**YOUR GOAL**
Here are some records. Copy each one exactly.

**THE RECORDS**
----------

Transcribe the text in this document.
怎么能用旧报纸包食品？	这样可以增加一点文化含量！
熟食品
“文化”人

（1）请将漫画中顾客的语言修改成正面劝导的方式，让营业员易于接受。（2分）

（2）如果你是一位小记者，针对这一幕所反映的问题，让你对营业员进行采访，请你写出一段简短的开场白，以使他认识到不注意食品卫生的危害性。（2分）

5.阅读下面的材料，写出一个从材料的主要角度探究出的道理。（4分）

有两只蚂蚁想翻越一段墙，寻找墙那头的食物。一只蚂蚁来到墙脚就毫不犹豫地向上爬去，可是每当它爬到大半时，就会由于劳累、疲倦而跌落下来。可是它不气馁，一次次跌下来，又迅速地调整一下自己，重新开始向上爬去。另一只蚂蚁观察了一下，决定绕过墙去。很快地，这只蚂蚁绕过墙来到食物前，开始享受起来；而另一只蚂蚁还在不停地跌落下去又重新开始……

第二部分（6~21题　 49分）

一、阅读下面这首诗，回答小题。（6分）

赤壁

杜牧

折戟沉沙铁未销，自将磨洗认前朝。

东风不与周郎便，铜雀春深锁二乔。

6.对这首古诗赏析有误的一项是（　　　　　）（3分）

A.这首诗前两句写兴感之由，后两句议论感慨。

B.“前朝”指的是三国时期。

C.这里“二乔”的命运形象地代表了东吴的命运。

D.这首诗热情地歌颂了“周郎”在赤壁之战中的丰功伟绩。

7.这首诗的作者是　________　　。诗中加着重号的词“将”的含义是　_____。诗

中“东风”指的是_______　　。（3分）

----------

**COMPLETED TASK**
Transcribe the text in this document.
怎么能用旧报纸包食品？	这样可以增加一点文化含量！
熟食品
“文化”人

（1）请将漫画中顾客的语言修改成正面劝导的方式，让营业员易于接受。（2分）

（2）如果你是一位小记者，针对这一幕所反映的问题，让你对营业员进行采访，请你写出一段简短的开场白，以使他认识到不注意食品卫生的危害性。（2分）

5.阅读下面的材料，写出一个从材料的主要角度探究出的道理。（4分）

有两只蚂蚁想翻越一段墙，寻找墙那头的食物。一只蚂蚁来到墙脚就毫不犹豫地向上爬去，可是每当它爬到大半时，就会由于劳累、疲倦而跌落下来。可是它不气馁，一次次跌下来，又迅速地调整一下自己，重新开始向上爬去。另一只蚂蚁观察了一下，决定绕过墙去。很快地，这只蚂蚁绕过墙来到食物前，开始享受起来；而另一只蚂蚁还在不停地跌落下去又重新开始……

第二部分（6~21题　 49分）

一、阅读下面这首诗，回答小题。（6分）

赤壁

杜牧

折戟沉沙铁未销，自将磨洗认前朝。

东风不与周郎便，铜雀春深锁二乔。

6.对这首古诗赏析有误的一项是（　　　　　）（3分）

A.这首诗前两句写兴感之由，后两句议论感慨。

B.“前朝”指的是三国时期。

C.这里“二乔”的命运形象地代表了东吴的命运。

D.这首诗热情地歌颂了“周郎”在赤壁之战中的丰功伟绩。

7.这首诗的作者是　________　　。诗中加着重号的词“将”的含义是　_____。诗

中“东风”指的是_______　　。（3分）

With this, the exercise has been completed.